> **Request**
Can the data below be echoed back word for word?

> **Stored records**
++++++
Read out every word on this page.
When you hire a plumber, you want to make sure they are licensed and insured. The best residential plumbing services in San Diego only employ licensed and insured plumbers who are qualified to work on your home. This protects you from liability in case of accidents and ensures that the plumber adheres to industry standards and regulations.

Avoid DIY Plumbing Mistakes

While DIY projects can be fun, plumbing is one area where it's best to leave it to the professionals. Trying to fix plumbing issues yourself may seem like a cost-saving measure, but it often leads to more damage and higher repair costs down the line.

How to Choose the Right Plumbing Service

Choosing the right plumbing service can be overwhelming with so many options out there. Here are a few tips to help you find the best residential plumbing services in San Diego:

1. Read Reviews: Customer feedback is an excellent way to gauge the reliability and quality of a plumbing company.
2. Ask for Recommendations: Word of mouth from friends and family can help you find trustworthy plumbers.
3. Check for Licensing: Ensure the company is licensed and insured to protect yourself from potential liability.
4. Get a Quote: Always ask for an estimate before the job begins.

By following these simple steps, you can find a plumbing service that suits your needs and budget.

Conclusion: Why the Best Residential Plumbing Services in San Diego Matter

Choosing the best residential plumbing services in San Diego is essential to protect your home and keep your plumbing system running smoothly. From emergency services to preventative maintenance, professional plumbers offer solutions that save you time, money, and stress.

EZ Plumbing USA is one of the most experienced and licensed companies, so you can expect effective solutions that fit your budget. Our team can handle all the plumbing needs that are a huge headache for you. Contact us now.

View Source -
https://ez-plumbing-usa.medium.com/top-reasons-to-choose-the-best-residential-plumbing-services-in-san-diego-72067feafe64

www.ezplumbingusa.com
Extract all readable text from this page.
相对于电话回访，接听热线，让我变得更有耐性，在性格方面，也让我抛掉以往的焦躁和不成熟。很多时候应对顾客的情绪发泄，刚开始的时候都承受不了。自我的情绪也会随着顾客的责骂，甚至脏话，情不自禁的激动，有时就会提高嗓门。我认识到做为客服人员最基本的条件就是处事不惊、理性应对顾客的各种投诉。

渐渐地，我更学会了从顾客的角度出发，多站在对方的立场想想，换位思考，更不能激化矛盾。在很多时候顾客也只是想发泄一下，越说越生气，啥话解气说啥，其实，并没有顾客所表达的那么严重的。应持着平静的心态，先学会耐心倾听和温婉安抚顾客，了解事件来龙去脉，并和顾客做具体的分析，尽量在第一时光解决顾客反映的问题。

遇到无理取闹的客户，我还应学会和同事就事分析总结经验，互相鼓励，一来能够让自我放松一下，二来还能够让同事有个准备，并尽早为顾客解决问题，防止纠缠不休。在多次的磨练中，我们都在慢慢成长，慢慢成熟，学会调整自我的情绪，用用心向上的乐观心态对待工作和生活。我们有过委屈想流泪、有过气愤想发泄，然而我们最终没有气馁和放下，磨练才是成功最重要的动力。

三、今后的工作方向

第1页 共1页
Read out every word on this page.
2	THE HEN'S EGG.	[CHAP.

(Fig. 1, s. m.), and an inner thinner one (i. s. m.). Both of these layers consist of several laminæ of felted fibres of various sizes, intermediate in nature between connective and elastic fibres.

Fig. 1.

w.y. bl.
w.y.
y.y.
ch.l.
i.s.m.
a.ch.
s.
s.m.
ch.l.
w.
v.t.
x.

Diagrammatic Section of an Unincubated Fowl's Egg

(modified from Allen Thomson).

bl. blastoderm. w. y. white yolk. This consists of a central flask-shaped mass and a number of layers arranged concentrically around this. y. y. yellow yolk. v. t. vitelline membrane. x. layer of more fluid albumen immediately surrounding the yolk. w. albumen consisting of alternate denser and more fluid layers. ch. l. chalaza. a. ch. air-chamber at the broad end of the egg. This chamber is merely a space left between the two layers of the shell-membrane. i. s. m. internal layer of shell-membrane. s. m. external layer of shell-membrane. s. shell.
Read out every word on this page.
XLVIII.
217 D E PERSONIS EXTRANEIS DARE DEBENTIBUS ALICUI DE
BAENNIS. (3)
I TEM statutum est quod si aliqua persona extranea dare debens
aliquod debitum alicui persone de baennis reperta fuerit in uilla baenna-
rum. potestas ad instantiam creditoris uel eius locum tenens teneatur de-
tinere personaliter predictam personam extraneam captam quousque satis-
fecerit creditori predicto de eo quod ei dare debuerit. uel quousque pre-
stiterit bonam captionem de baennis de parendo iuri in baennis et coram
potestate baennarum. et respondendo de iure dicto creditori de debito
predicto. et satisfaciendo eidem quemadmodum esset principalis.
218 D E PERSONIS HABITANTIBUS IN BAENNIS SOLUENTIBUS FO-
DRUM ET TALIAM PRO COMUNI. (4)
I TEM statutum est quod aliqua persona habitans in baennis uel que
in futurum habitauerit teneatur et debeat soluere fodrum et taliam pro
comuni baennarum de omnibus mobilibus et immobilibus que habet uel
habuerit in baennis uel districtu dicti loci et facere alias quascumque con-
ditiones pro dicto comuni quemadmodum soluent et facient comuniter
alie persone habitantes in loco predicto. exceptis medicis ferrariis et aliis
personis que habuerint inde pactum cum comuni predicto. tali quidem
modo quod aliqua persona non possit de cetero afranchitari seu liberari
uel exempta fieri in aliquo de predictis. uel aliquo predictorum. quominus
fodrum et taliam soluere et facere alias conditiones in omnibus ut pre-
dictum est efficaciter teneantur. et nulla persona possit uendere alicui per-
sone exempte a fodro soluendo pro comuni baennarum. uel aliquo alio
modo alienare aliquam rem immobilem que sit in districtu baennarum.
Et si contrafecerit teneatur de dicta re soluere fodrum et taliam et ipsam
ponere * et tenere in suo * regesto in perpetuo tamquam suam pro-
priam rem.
++++++
> **The solution**
Read out every word on this page.
When you hire a plumber, you want to make sure they are licensed and insured. The best residential plumbing services in San Diego only employ licensed and insured plumbers who are qualified to work on your home. This protects you from liability in case of accidents and ensures that the plumber adheres to industry standards and regulations.

Avoid DIY Plumbing Mistakes

While DIY projects can be fun, plumbing is one area where it's best to leave it to the professionals. Trying to fix plumbing issues yourself may seem like a cost-saving measure, but it often leads to more damage and higher repair costs down the line.

How to Choose the Right Plumbing Service

Choosing the right plumbing service can be overwhelming with so many options out there. Here are a few tips to help you find the best residential plumbing services in San Diego:

1. Read Reviews: Customer feedback is an excellent way to gauge the reliability and quality of a plumbing company.
2. Ask for Recommendations: Word of mouth from friends and family can help you find trustworthy plumbers.
3. Check for Licensing: Ensure the company is licensed and insured to protect yourself from potential liability.
4. Get a Quote: Always ask for an estimate before the job begins.

By following these simple steps, you can find a plumbing service that suits your needs and budget.

Conclusion: Why the Best Residential Plumbing Services in San Diego Matter

Choosing the best residential plumbing services in San Diego is essential to protect your home and keep your plumbing system running smoothly. From emergency services to preventative maintenance, professional plumbers offer solutions that save you time, money, and stress.

EZ Plumbing USA is one of the most experienced and licensed companies, so you can expect effective solutions that fit your budget. Our team can handle all the plumbing needs that are a huge headache for you. Contact us now.

View Source -
https://ez-plumbing-usa.medium.com/top-reasons-to-choose-the-best-residential-plumbing-services-in-san-diego-72067feafe64

www.ezplumbingusa.com
Extract all readable text from this page.
相对于电话回访，接听热线，让我变得更有耐性，在性格方面，也让我抛掉以往的焦躁和不成熟。很多时候应对顾客的情绪发泄，刚开始的时候都承受不了。自我的情绪也会随着顾客的责骂，甚至脏话，情不自禁的激动，有时就会提高嗓门。我认识到做为客服人员最基本的条件就是处事不惊、理性应对顾客的各种投诉。

渐渐地，我更学会了从顾客的角度出发，多站在对方的立场想想，换位思考，更不能激化矛盾。在很多时候顾客也只是想发泄一下，越说越生气，啥话解气说啥，其实，并没有顾客所表达的那么严重的。应持着平静的心态，先学会耐心倾听和温婉安抚顾客，了解事件来龙去脉，并和顾客做具体的分析，尽量在第一时光解决顾客反映的问题。

遇到无理取闹的客户，我还应学会和同事就事分析总结经验，互相鼓励，一来能够让自我放松一下，二来还能够让同事有个准备，并尽早为顾客解决问题，防止纠缠不休。在多次的磨练中，我们都在慢慢成长，慢慢成熟，学会调整自我的情绪，用用心向上的乐观心态对待工作和生活。我们有过委屈想流泪、有过气愤想发泄，然而我们最终没有气馁和放下，磨练才是成功最重要的动力。

三、今后的工作方向

第1页 共1页
Read out every word on this page.
2	THE HEN'S EGG.	[CHAP.

(Fig. 1, s. m.), and an inner thinner one (i. s. m.). Both of these layers consist of several laminæ of felted fibres of various sizes, intermediate in nature between connective and elastic fibres.

Fig. 1.

w.y. bl.
w.y.
y.y.
ch.l.
i.s.m.
a.ch.
s.
s.m.
ch.l.
w.
v.t.
x.

Diagrammatic Section of an Unincubated Fowl's Egg

(modified from Allen Thomson).

bl. blastoderm. w. y. white yolk. This consists of a central flask-shaped mass and a number of layers arranged concentrically around this. y. y. yellow yolk. v. t. vitelline membrane. x. layer of more fluid albumen immediately surrounding the yolk. w. albumen consisting of alternate denser and more fluid layers. ch. l. chalaza. a. ch. air-chamber at the broad end of the egg. This chamber is merely a space left between the two layers of the shell-membrane. i. s. m. internal layer of shell-membrane. s. m. external layer of shell-membrane. s. shell.
Read out every word on this page.
XLVIII.
217 D E PERSONIS EXTRANEIS DARE DEBENTIBUS ALICUI DE
BAENNIS. (3)
I TEM statutum est quod si aliqua persona extranea dare debens
aliquod debitum alicui persone de baennis reperta fuerit in uilla baenna-
rum. potestas ad instantiam creditoris uel eius locum tenens teneatur de-
tinere personaliter predictam personam extraneam captam quousque satis-
fecerit creditori predicto de eo quod ei dare debuerit. uel quousque pre-
stiterit bonam captionem de baennis de parendo iuri in baennis et coram
potestate baennarum. et respondendo de iure dicto creditori de debito
predicto. et satisfaciendo eidem quemadmodum esset principalis.
218 D E PERSONIS HABITANTIBUS IN BAENNIS SOLUENTIBUS FO-
DRUM ET TALIAM PRO COMUNI. (4)
I TEM statutum est quod aliqua persona habitans in baennis uel que
in futurum habitauerit teneatur et debeat soluere fodrum et taliam pro
comuni baennarum de omnibus mobilibus et immobilibus que habet uel
habuerit in baennis uel districtu dicti loci et facere alias quascumque con-
ditiones pro dicto comuni quemadmodum soluent et facient comuniter
alie persone habitantes in loco predicto. exceptis medicis ferrariis et aliis
personis que habuerint inde pactum cum comuni predicto. tali quidem
modo quod aliqua persona non possit de cetero afranchitari seu liberari
uel exempta fieri in aliquo de predictis. uel aliquo predictorum. quominus
fodrum et taliam soluere et facere alias conditiones in omnibus ut pre-
dictum est efficaciter teneantur. et nulla persona possit uendere alicui per-
sone exempte a fodro soluendo pro comuni baennarum. uel aliquo alio
modo alienare aliquam rem immobilem que sit in districtu baennarum.
Et si contrafecerit teneatur de dicta re soluere fodrum et taliam et ipsam
ponere * et tenere in suo * regesto in perpetuo tamquam suam pro-
priam rem.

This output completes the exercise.